WHAT TO WORK ON ->
Determine how many lines contain the string "Small", then reply with that figure only.

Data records
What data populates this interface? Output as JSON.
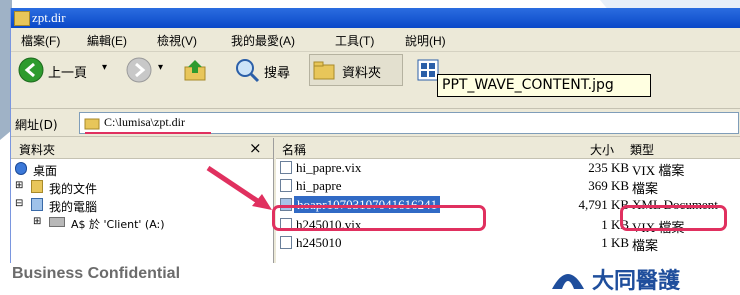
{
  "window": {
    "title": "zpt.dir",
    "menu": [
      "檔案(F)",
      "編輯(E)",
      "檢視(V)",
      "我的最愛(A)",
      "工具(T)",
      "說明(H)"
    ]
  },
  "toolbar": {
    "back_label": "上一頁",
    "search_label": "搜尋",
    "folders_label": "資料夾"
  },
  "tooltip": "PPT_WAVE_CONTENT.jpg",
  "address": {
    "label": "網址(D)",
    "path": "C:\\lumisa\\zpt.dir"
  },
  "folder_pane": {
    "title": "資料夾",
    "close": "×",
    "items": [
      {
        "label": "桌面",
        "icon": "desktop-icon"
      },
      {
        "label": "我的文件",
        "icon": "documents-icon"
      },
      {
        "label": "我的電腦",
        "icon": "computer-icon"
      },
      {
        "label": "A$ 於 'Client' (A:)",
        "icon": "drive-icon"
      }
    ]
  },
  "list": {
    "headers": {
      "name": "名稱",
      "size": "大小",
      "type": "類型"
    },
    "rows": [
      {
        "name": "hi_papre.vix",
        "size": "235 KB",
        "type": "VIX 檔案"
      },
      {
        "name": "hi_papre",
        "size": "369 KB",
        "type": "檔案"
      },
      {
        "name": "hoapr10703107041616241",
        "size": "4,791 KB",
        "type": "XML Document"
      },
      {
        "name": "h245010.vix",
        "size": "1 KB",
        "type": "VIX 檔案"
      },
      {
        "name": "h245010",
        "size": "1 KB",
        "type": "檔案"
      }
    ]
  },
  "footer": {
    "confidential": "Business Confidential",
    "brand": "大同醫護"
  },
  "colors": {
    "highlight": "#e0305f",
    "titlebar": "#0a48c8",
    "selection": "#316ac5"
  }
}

==

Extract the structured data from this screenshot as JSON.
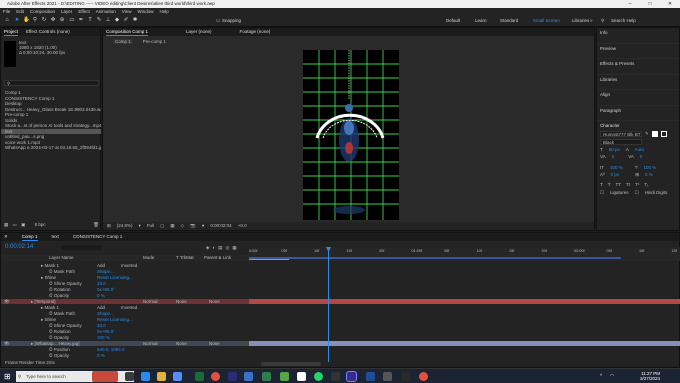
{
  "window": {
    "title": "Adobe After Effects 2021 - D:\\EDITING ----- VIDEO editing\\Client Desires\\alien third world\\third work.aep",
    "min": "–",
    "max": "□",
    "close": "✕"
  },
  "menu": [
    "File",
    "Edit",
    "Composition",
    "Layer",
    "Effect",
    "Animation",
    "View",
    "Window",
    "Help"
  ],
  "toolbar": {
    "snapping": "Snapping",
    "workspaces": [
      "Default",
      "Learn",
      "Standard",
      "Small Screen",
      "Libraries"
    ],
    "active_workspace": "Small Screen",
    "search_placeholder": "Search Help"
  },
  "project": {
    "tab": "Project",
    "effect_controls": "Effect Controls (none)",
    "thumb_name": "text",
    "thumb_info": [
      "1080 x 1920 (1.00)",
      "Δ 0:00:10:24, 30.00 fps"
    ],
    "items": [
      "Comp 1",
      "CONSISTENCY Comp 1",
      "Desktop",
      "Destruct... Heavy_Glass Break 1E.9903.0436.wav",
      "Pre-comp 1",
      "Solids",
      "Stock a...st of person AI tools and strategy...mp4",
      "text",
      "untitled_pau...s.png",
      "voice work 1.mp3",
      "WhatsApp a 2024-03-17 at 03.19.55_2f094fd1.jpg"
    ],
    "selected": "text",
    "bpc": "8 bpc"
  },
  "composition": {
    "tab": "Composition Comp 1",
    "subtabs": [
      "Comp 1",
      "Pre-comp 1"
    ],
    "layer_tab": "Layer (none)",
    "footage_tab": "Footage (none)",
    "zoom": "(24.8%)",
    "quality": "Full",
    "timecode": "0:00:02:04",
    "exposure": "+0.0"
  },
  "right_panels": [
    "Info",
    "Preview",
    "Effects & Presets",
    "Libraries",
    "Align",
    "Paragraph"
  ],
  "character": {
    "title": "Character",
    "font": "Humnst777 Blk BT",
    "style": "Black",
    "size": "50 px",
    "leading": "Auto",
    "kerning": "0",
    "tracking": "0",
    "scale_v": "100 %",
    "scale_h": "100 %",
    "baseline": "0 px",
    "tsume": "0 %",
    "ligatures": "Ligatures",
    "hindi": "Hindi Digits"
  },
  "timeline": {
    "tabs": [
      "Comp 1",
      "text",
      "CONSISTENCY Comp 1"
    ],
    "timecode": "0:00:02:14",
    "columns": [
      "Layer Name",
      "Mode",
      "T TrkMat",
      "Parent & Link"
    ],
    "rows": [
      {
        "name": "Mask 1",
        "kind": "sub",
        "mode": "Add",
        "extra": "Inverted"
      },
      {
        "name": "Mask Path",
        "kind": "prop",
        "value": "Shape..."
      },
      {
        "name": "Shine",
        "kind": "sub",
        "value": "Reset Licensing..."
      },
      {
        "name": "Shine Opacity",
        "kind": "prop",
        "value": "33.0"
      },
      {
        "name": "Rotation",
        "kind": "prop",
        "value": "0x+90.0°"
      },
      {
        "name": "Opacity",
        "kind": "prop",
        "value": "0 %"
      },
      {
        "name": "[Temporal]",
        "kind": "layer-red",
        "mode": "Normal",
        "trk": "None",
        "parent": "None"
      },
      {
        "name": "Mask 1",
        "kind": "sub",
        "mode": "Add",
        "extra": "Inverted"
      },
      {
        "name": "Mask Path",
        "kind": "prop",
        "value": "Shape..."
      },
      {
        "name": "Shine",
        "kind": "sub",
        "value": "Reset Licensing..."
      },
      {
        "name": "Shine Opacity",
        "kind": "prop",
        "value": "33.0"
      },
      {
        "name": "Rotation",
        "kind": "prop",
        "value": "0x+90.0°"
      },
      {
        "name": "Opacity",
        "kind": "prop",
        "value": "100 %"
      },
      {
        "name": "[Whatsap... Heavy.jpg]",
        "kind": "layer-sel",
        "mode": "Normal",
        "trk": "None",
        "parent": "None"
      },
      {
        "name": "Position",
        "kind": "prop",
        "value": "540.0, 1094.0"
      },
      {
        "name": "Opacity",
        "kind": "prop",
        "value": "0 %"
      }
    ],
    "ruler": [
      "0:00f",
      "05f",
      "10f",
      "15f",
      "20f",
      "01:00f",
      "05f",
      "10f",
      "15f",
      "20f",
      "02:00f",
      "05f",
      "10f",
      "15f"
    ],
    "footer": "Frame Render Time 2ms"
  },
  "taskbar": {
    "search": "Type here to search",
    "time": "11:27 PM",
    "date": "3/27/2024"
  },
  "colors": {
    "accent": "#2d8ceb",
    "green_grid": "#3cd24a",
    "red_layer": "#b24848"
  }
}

WORKED SOLUTION ->
2